[Recorded data]
•••
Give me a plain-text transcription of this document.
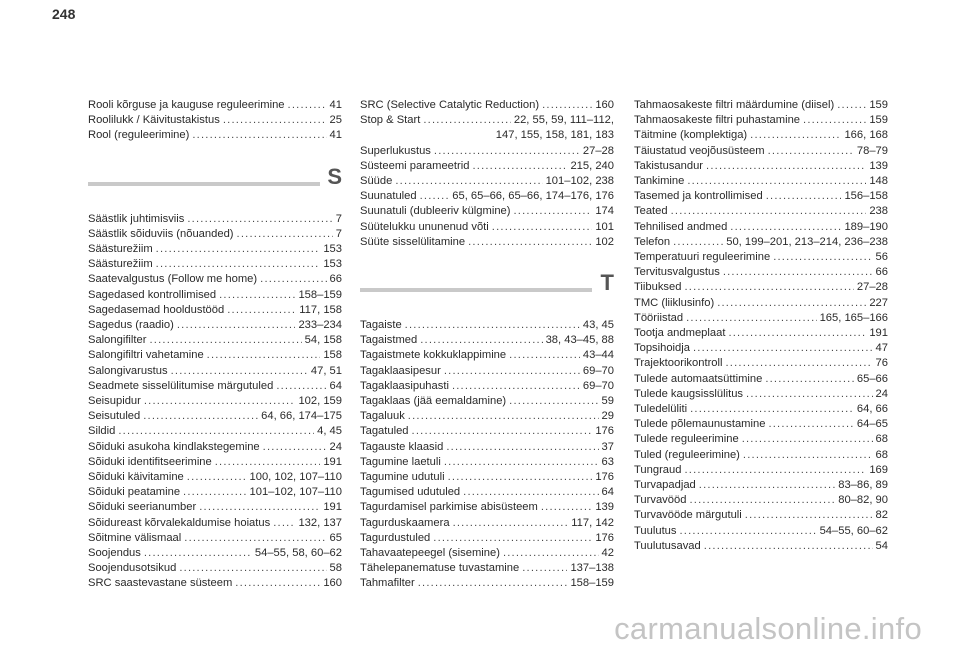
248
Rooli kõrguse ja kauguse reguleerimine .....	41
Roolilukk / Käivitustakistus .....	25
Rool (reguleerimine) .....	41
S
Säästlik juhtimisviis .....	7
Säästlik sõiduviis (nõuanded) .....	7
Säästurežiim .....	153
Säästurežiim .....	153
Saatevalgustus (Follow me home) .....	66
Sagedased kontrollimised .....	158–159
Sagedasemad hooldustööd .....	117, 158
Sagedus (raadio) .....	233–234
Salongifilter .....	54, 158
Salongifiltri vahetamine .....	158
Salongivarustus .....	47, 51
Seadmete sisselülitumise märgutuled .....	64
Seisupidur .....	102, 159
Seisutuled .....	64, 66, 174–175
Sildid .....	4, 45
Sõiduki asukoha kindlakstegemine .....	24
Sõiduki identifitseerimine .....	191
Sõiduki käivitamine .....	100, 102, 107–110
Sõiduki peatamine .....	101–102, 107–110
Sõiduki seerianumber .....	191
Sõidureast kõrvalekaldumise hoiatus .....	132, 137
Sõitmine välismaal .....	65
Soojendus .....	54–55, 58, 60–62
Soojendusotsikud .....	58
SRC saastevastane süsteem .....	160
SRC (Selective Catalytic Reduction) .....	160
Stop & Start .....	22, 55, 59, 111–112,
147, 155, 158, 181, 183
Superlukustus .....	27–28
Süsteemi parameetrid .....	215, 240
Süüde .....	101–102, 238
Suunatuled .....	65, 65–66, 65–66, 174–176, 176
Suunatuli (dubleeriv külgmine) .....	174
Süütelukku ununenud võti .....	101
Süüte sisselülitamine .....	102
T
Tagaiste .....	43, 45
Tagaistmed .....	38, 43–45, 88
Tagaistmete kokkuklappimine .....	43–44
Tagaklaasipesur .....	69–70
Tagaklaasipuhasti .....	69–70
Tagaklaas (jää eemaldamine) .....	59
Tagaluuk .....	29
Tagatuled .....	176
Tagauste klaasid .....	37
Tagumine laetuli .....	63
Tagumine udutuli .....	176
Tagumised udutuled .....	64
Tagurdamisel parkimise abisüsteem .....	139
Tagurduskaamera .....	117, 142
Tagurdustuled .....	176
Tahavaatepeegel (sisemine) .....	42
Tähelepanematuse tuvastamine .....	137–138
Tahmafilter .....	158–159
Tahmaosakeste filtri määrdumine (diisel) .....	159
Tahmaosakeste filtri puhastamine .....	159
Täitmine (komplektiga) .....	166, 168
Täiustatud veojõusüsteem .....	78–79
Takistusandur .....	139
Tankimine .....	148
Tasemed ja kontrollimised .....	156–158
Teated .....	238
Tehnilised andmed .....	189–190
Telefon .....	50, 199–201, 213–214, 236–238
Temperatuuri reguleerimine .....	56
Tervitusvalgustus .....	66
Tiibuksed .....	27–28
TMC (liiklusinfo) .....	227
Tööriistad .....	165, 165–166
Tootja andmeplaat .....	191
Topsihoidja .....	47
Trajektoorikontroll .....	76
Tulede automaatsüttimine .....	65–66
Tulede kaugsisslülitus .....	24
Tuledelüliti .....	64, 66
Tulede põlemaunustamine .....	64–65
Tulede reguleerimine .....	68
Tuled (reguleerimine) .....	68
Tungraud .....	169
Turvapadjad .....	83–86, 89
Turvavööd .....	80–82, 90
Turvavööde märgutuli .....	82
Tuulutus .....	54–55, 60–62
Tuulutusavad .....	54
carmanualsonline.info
•••
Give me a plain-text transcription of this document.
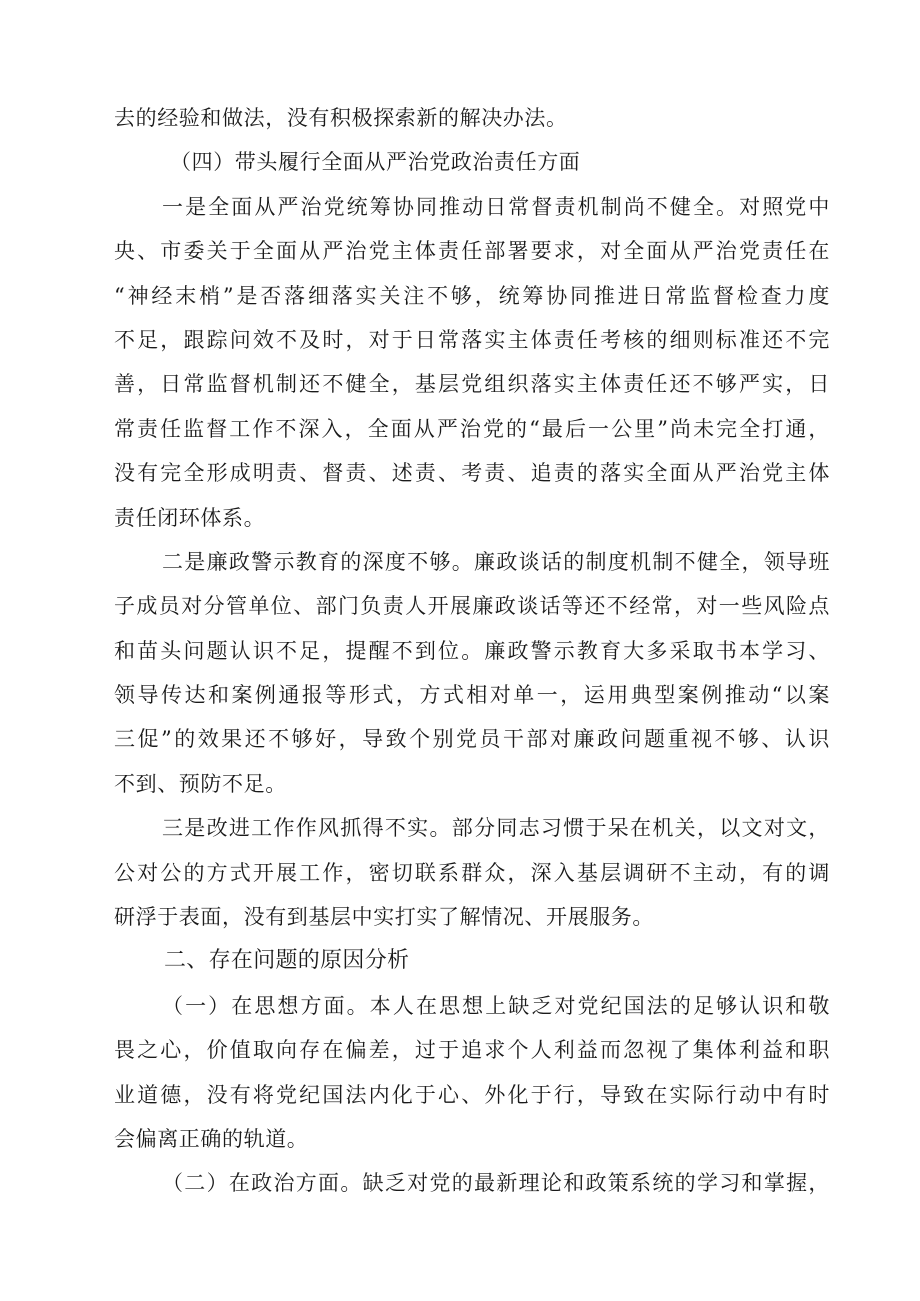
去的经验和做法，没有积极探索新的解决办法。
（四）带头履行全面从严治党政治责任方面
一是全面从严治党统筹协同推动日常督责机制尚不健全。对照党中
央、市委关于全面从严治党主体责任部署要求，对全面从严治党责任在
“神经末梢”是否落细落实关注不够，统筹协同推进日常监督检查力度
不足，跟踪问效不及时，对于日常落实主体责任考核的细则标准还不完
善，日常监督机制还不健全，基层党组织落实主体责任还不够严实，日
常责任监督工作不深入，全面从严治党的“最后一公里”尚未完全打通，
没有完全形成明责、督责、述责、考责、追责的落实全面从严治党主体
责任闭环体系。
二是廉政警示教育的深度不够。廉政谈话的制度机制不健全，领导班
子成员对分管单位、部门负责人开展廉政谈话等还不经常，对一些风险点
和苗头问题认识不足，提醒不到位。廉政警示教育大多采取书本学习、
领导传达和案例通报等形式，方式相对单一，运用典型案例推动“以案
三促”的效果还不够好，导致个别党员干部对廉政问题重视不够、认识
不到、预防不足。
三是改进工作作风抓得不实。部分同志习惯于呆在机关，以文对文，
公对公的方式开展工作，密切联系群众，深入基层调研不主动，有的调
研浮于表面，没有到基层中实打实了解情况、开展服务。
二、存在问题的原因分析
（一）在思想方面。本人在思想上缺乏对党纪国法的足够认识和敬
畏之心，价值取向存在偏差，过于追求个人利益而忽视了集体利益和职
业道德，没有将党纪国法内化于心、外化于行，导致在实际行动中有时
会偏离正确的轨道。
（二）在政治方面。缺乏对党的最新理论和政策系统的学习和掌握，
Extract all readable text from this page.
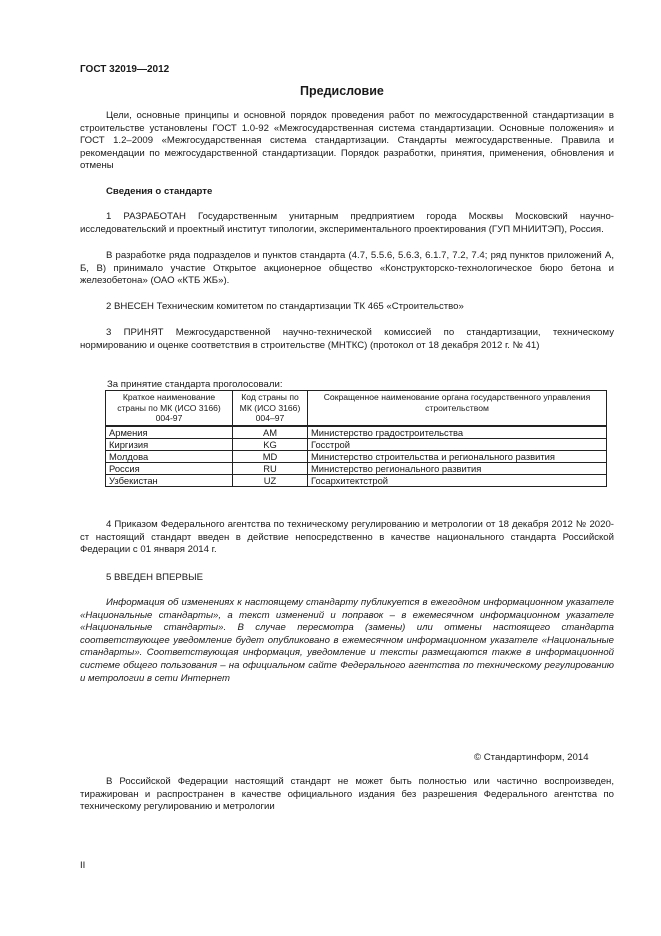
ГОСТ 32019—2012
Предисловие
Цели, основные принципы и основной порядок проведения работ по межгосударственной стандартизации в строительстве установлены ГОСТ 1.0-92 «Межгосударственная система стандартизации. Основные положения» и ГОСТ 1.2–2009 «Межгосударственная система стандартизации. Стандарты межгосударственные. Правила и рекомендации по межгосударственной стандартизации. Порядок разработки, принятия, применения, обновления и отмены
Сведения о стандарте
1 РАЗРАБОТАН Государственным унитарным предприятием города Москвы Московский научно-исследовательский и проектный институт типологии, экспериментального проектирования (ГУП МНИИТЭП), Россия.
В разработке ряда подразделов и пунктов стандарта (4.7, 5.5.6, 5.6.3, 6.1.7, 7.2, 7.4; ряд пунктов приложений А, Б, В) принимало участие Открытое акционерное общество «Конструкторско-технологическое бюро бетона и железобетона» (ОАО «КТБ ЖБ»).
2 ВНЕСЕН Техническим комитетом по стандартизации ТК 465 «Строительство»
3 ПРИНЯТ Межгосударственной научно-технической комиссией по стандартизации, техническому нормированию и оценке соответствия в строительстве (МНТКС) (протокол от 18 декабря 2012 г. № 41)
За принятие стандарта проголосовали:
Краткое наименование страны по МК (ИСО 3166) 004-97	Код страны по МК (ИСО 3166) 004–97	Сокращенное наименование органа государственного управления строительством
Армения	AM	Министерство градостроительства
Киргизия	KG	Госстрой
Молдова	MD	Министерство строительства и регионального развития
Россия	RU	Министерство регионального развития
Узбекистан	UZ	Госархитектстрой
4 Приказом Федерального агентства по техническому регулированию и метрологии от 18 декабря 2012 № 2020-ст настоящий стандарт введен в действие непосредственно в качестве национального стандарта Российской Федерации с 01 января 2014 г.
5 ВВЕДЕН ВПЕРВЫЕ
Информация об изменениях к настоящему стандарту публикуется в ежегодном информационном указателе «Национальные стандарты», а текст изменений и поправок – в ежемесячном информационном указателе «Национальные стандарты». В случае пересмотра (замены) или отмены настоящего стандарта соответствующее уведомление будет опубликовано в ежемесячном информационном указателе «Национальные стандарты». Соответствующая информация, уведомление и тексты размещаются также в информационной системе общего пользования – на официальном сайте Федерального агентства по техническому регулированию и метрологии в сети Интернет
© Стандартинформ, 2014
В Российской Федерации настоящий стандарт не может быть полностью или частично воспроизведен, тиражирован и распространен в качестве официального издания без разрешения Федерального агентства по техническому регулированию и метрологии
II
•••
What is asked
Copy out each line of the entries that holds "Россия".

Answer to this problem
1 РАЗРАБОТАН Государственным унитарным предприятием города Москвы Московский научно-исследовательский и проектный институт типологии, экспериментального проектирования (ГУП МНИИТЭП), Россия.
Россия	RU	Министерство регионального развития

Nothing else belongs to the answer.